This Colab is about how to use Keras to define and train simple models on the data generated in the last Colab 1_data.ipynb
In [ ]:
# In Jupyter, you would need to install TF 2.0 via !pip.
%tensorflow_version 2.x
In [ ]:
import tensorflow as tf
import json, os
# Tested with TensorFlow 2.1.0
print('version={}, CUDA={}, GPU={}, TPU={}'.format(
tf.__version__, tf.test.is_built_with_cuda(),
# GPU attached?
len(tf.config.list_physical_devices('GPU')) > 0,
# TPU accessible? (only works on Colab)
'COLAB_TPU_ADDR' in os.environ))
Attention: Please avoid using the TPU runtime (
TPU=True) for now. The notebook contains an optional part on TPU usage at the end if you're interested. You can change the runtime via: "Runtime > Change runtime type > Hardware Accelerator" in Colab.
In [ ]:
# Load data from Drive (Colab only).
data_path = '/content/gdrive/My Drive/amld_data/zoo_img'
# Or, you can load data from different sources, such as:
# From your local machine:
# data_path = './amld_data'
# Or use a prepared dataset from Cloud (Colab only).

Problem
Please retype the Keras notebook text word for word, starting at "Attention: Please avoid" and ending at "Drive (Colab only).".

(Data entries)
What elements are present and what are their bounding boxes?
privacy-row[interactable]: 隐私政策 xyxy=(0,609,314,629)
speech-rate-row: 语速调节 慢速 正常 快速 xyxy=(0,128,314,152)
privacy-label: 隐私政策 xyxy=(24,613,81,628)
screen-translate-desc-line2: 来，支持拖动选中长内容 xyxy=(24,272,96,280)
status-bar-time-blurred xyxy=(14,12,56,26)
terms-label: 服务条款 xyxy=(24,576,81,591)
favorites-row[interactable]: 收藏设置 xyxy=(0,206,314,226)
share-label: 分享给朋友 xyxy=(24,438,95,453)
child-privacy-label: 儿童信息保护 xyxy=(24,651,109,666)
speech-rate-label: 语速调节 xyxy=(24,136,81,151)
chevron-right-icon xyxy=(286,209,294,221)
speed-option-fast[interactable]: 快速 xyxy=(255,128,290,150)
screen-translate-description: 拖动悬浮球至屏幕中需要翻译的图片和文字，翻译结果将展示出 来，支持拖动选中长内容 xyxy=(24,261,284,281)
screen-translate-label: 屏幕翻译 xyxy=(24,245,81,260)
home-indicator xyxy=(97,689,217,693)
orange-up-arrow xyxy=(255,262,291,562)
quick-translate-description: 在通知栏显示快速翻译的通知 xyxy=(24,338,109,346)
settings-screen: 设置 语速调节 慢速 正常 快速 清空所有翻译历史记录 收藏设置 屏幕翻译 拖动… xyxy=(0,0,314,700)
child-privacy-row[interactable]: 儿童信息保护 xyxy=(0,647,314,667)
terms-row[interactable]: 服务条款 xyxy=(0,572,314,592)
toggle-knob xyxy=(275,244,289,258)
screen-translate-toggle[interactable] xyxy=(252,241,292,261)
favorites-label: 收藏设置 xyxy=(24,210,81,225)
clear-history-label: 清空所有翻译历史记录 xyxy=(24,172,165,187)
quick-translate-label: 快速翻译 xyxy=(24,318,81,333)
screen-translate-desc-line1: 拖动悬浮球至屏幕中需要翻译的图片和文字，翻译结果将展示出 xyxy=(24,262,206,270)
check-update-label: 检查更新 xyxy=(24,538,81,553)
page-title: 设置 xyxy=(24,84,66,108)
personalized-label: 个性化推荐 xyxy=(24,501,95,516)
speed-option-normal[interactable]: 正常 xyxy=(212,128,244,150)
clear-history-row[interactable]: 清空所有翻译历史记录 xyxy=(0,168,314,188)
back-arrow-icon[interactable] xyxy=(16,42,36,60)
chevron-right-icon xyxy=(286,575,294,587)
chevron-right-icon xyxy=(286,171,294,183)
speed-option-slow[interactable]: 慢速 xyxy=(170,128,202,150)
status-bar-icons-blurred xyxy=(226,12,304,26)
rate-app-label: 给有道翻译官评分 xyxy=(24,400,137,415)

Reply
Attention: Please avoid using the TPU runtime (
TPU=True) for now. The notebook contains an optional part on TPU usage at the end if you're interested. You can change the runtime via: "Runtime > Change runtime type > Hardware Accelerator" in Colab.
In [ ]:
# Load data from Drive (Colab only).